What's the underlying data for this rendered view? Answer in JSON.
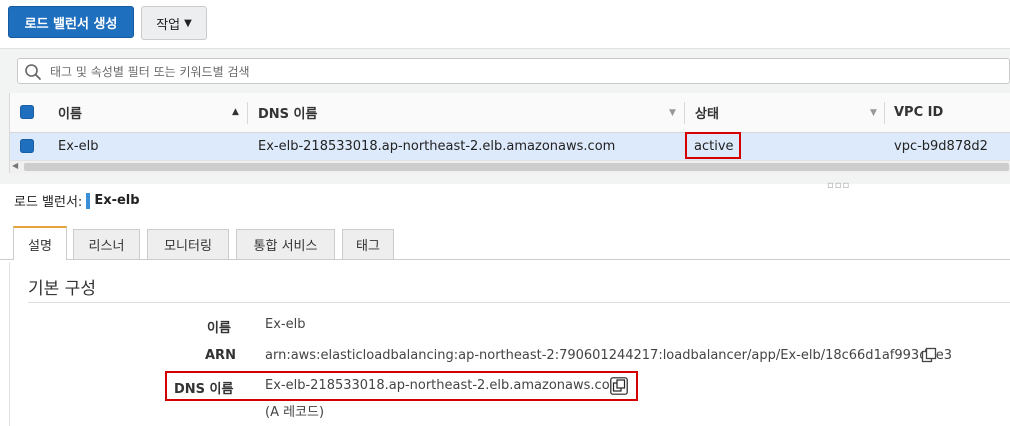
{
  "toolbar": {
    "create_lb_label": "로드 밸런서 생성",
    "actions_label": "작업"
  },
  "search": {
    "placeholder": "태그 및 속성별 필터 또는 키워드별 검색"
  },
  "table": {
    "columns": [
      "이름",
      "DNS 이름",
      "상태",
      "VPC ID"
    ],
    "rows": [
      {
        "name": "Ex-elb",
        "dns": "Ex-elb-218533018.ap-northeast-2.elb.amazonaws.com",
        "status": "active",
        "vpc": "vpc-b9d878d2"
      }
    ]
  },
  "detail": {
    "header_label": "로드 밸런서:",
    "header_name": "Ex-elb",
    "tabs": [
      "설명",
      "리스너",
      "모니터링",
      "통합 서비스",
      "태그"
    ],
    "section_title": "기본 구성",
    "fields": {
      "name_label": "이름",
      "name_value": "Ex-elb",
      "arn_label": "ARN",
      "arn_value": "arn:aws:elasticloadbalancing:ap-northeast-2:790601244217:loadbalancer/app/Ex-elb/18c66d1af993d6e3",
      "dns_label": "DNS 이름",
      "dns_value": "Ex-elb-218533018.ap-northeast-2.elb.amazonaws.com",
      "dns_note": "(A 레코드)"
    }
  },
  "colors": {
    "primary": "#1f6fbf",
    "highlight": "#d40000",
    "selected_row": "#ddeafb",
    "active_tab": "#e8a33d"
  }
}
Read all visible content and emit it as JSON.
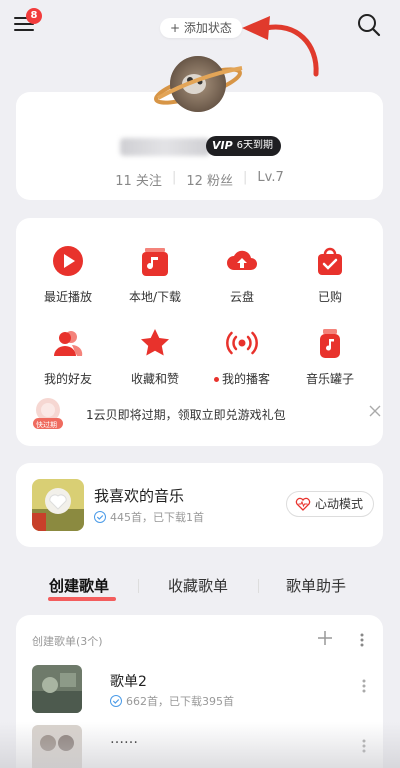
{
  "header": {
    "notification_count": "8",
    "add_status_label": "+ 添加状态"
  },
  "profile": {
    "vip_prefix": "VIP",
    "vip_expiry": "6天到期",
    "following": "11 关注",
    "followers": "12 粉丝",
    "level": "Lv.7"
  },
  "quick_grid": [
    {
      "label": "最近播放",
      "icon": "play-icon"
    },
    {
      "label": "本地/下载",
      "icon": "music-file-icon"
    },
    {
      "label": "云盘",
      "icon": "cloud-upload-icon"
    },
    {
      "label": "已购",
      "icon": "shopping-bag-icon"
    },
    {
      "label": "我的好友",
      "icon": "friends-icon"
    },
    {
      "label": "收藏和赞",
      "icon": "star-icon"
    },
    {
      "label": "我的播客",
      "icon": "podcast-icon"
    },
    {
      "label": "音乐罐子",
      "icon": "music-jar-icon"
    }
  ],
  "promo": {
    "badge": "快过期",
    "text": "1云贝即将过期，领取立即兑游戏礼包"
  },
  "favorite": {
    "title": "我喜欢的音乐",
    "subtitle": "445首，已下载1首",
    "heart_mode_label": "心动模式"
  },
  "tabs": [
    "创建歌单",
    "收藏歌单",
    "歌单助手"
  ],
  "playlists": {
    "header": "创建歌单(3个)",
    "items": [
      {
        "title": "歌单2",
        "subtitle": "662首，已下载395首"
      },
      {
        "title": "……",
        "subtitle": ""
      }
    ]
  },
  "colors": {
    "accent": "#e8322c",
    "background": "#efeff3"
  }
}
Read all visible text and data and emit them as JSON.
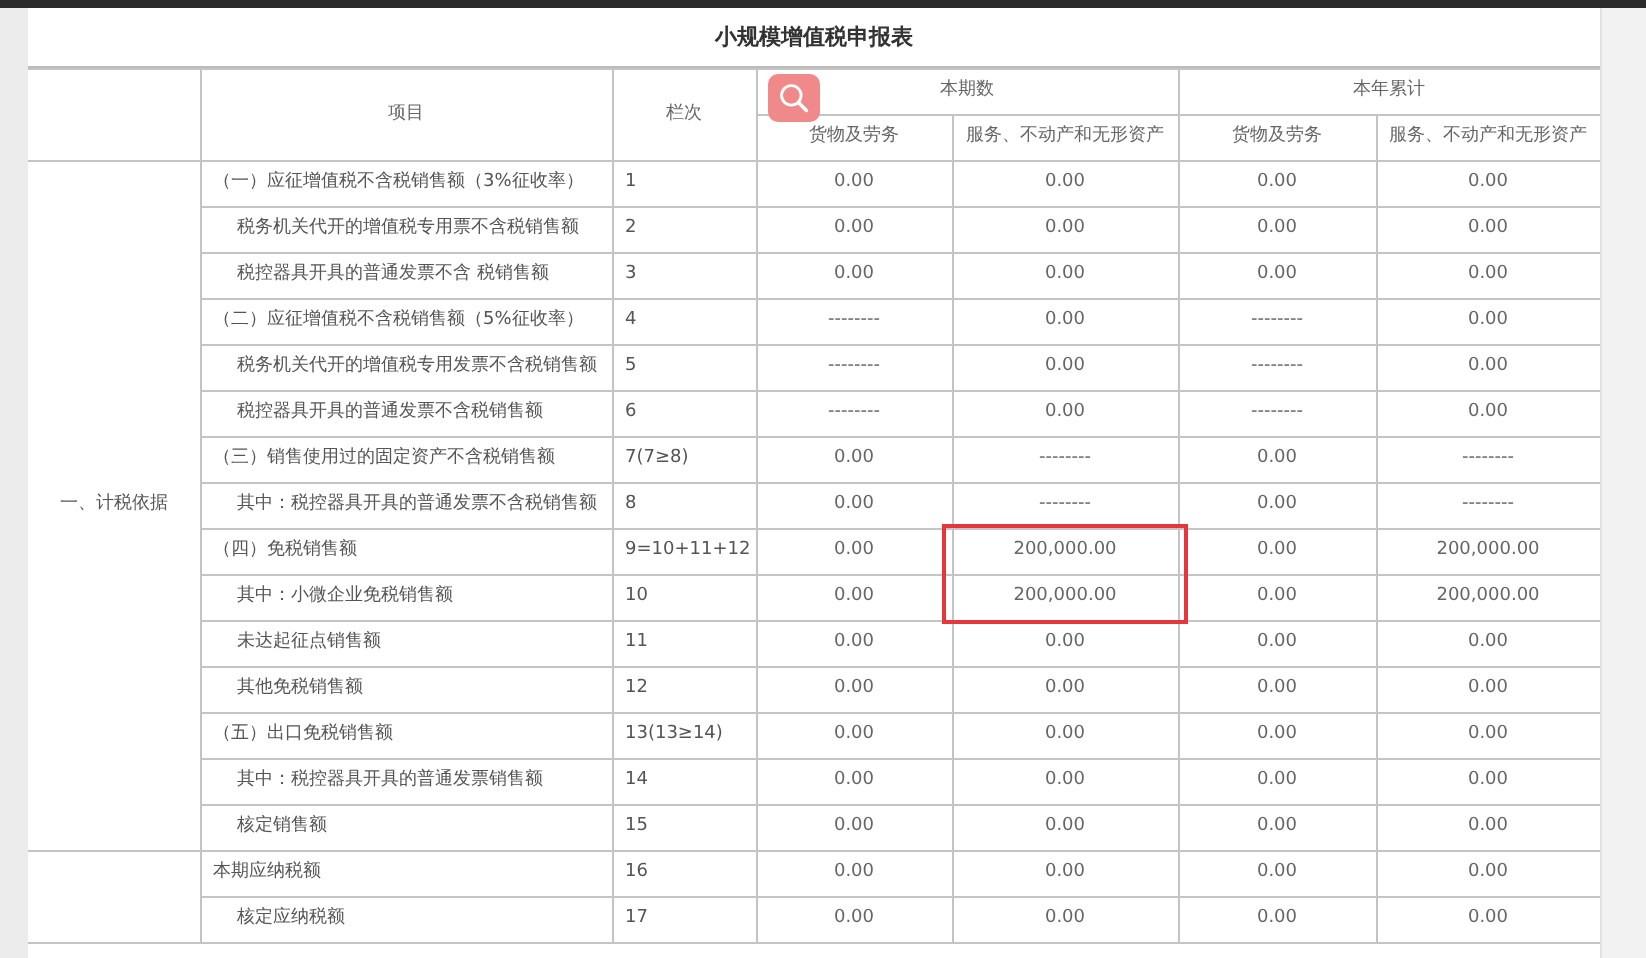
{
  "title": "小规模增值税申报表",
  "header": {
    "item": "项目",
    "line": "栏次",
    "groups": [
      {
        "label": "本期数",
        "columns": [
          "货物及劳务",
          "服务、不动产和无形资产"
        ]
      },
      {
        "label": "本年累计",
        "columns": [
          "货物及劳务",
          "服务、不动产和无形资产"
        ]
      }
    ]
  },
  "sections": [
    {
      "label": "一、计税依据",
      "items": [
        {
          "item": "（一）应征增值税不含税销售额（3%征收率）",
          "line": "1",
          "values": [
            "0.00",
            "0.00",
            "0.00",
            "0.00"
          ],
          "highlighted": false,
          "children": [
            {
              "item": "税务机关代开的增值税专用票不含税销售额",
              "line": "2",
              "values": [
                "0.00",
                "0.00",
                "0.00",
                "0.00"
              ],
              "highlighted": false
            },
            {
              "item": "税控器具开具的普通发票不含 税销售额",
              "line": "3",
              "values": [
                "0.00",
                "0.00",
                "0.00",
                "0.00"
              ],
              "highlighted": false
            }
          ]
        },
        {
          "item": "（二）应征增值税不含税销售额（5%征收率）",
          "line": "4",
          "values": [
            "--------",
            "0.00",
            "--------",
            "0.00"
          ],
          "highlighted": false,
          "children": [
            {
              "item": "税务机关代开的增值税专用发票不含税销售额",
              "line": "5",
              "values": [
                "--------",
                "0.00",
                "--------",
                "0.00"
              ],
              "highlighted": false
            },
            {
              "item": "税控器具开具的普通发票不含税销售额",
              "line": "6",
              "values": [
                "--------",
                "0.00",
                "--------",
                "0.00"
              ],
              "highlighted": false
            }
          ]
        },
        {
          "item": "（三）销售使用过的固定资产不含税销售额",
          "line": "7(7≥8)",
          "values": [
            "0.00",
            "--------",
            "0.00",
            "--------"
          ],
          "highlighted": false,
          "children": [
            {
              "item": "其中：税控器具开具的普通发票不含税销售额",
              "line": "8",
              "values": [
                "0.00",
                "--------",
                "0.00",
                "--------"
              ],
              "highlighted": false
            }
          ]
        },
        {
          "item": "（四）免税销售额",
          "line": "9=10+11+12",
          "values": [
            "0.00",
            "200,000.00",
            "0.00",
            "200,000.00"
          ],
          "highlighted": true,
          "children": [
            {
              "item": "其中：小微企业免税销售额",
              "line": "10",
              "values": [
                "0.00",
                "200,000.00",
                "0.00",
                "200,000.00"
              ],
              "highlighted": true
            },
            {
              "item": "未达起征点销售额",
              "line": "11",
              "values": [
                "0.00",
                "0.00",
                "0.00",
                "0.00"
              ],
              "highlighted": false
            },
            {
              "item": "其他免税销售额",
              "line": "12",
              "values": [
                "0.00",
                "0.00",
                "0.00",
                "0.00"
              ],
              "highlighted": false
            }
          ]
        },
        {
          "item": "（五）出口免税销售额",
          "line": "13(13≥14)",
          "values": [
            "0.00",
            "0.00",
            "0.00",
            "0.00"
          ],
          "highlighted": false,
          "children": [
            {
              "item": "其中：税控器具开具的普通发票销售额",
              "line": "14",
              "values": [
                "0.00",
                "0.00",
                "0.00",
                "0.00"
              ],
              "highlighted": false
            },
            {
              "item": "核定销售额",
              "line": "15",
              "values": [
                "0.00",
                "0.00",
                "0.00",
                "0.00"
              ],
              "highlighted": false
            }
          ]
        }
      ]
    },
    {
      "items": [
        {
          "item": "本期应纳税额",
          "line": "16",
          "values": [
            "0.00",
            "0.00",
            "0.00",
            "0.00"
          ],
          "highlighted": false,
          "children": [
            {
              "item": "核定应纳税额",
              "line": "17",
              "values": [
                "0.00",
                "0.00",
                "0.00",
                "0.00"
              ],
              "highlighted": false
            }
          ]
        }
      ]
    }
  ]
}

■ ■ ■ ■ ■ ■ ■

→ SET EXERCISE
Copy every entry word for word, but omit the pictures.

→ WRITTEN RESPONSE
What's the underlying data for this rendered view? Answer in JSON.
{
  "toolbar": {
    "create_lb_label": "로드 밸런서 생성",
    "actions_label": "작업"
  },
  "search": {
    "placeholder": "태그 및 속성별 필터 또는 키워드별 검색"
  },
  "table": {
    "columns": [
      "이름",
      "DNS 이름",
      "상태",
      "VPC ID"
    ],
    "rows": [
      {
        "name": "Ex-elb",
        "dns": "Ex-elb-218533018.ap-northeast-2.elb.amazonaws.com",
        "status": "active",
        "vpc": "vpc-b9d878d2"
      }
    ]
  },
  "detail": {
    "header_label": "로드 밸런서:",
    "header_name": "Ex-elb",
    "tabs": [
      "설명",
      "리스너",
      "모니터링",
      "통합 서비스",
      "태그"
    ],
    "section_title": "기본 구성",
    "fields": {
      "name_label": "이름",
      "name_value": "Ex-elb",
      "arn_label": "ARN",
      "arn_value": "arn:aws:elasticloadbalancing:ap-northeast-2:790601244217:loadbalancer/app/Ex-elb/18c66d1af993d6e3",
      "dns_label": "DNS 이름",
      "dns_value": "Ex-elb-218533018.ap-northeast-2.elb.amazonaws.com",
      "dns_note": "(A 레코드)"
    }
  },
  "colors": {
    "primary": "#1f6fbf",
    "highlight": "#d40000",
    "selected_row": "#ddeafb",
    "active_tab": "#e8a33d"
  }
}
Read all visible content and emit it as JSON.
{
  "header": {
    "notification_count": "8",
    "add_status_label": "+ 添加状态"
  },
  "profile": {
    "vip_prefix": "VIP",
    "vip_expiry": "6天到期",
    "following": "11 关注",
    "followers": "12 粉丝",
    "level": "Lv.7"
  },
  "quick_grid": [
    {
      "label": "最近播放",
      "icon": "play-icon"
    },
    {
      "label": "本地/下载",
      "icon": "music-file-icon"
    },
    {
      "label": "云盘",
      "icon": "cloud-upload-icon"
    },
    {
      "label": "已购",
      "icon": "shopping-bag-icon"
    },
    {
      "label": "我的好友",
      "icon": "friends-icon"
    },
    {
      "label": "收藏和赞",
      "icon": "star-icon"
    },
    {
      "label": "我的播客",
      "icon": "podcast-icon"
    },
    {
      "label": "音乐罐子",
      "icon": "music-jar-icon"
    }
  ],
  "promo": {
    "badge": "快过期",
    "text": "1云贝即将过期，领取立即兑游戏礼包"
  },
  "favorite": {
    "title": "我喜欢的音乐",
    "subtitle": "445首，已下载1首",
    "heart_mode_label": "心动模式"
  },
  "tabs": [
    "创建歌单",
    "收藏歌单",
    "歌单助手"
  ],
  "playlists": {
    "header": "创建歌单(3个)",
    "items": [
      {
        "title": "歌单2",
        "subtitle": "662首，已下载395首"
      },
      {
        "title": "……",
        "subtitle": ""
      }
    ]
  },
  "colors": {
    "accent": "#e8322c",
    "background": "#efeff3"
  }
}
Read all visible text and data and emit them as JSON.
{
  "title": "小规模增值税申报表",
  "header": {
    "item": "项目",
    "line": "栏次",
    "groups": [
      {
        "label": "本期数",
        "columns": [
          "货物及劳务",
          "服务、不动产和无形资产"
        ]
      },
      {
        "label": "本年累计",
        "columns": [
          "货物及劳务",
          "服务、不动产和无形资产"
        ]
      }
    ]
  },
  "sections": [
    {
      "label": "一、计税依据",
      "items": [
        {
          "item": "（一）应征增值税不含税销售额（3%征收率）",
          "line": "1",
          "values": [
            "0.00",
            "0.00",
            "0.00",
            "0.00"
          ],
          "highlighted": false,
          "children": [
            {
              "item": "税务机关代开的增值税专用票不含税销售额",
              "line": "2",
              "values": [
                "0.00",
                "0.00",
                "0.00",
                "0.00"
              ],
              "highlighted": false
            },
            {
              "item": "税控器具开具的普通发票不含 税销售额",
              "line": "3",
              "values": [
                "0.00",
                "0.00",
                "0.00",
                "0.00"
              ],
              "highlighted": false
            }
          ]
        },
        {
          "item": "（二）应征增值税不含税销售额（5%征收率）",
          "line": "4",
          "values": [
            "--------",
            "0.00",
            "--------",
            "0.00"
          ],
          "highlighted": false,
          "children": [
            {
              "item": "税务机关代开的增值税专用发票不含税销售额",
              "line": "5",
              "values": [
                "--------",
                "0.00",
                "--------",
                "0.00"
              ],
              "highlighted": false
            },
            {
              "item": "税控器具开具的普通发票不含税销售额",
              "line": "6",
              "values": [
                "--------",
                "0.00",
                "--------",
                "0.00"
              ],
              "highlighted": false
            }
          ]
        },
        {
          "item": "（三）销售使用过的固定资产不含税销售额",
          "line": "7(7≥8)",
          "values": [
            "0.00",
            "--------",
            "0.00",
            "--------"
          ],
          "highlighted": false,
          "children": [
            {
              "item": "其中：税控器具开具的普通发票不含税销售额",
              "line": "8",
              "values": [
                "0.00",
                "--------",
                "0.00",
                "--------"
              ],
              "highlighted": false
            }
          ]
        },
        {
          "item": "（四）免税销售额",
          "line": "9=10+11+12",
          "values": [
            "0.00",
            "200,000.00",
            "0.00",
            "200,000.00"
          ],
          "highlighted": true,
          "children": [
            {
              "item": "其中：小微企业免税销售额",
              "line": "10",
              "values": [
                "0.00",
                "200,000.00",
                "0.00",
                "200,000.00"
              ],
              "highlighted": true
            },
            {
              "item": "未达起征点销售额",
              "line": "11",
              "values": [
                "0.00",
                "0.00",
                "0.00",
                "0.00"
              ],
              "highlighted": false
            },
            {
              "item": "其他免税销售额",
              "line": "12",
              "values": [
                "0.00",
                "0.00",
                "0.00",
                "0.00"
              ],
              "highlighted": false
            }
          ]
        },
        {
          "item": "（五）出口免税销售额",
          "line": "13(13≥14)",
          "values": [
            "0.00",
            "0.00",
            "0.00",
            "0.00"
          ],
          "highlighted": false,
          "children": [
            {
              "item": "其中：税控器具开具的普通发票销售额",
              "line": "14",
              "values": [
                "0.00",
                "0.00",
                "0.00",
                "0.00"
              ],
              "highlighted": false
            },
            {
              "item": "核定销售额",
              "line": "15",
              "values": [
                "0.00",
                "0.00",
                "0.00",
                "0.00"
              ],
              "highlighted": false
            }
          ]
        }
      ]
    },
    {
      "items": [
        {
          "item": "本期应纳税额",
          "line": "16",
          "values": [
            "0.00",
            "0.00",
            "0.00",
            "0.00"
          ],
          "highlighted": false,
          "children": [
            {
              "item": "核定应纳税额",
              "line": "17",
              "values": [
                "0.00",
                "0.00",
                "0.00",
                "0.00"
              ],
              "highlighted": false
            }
          ]
        }
      ]
    }
  ]
}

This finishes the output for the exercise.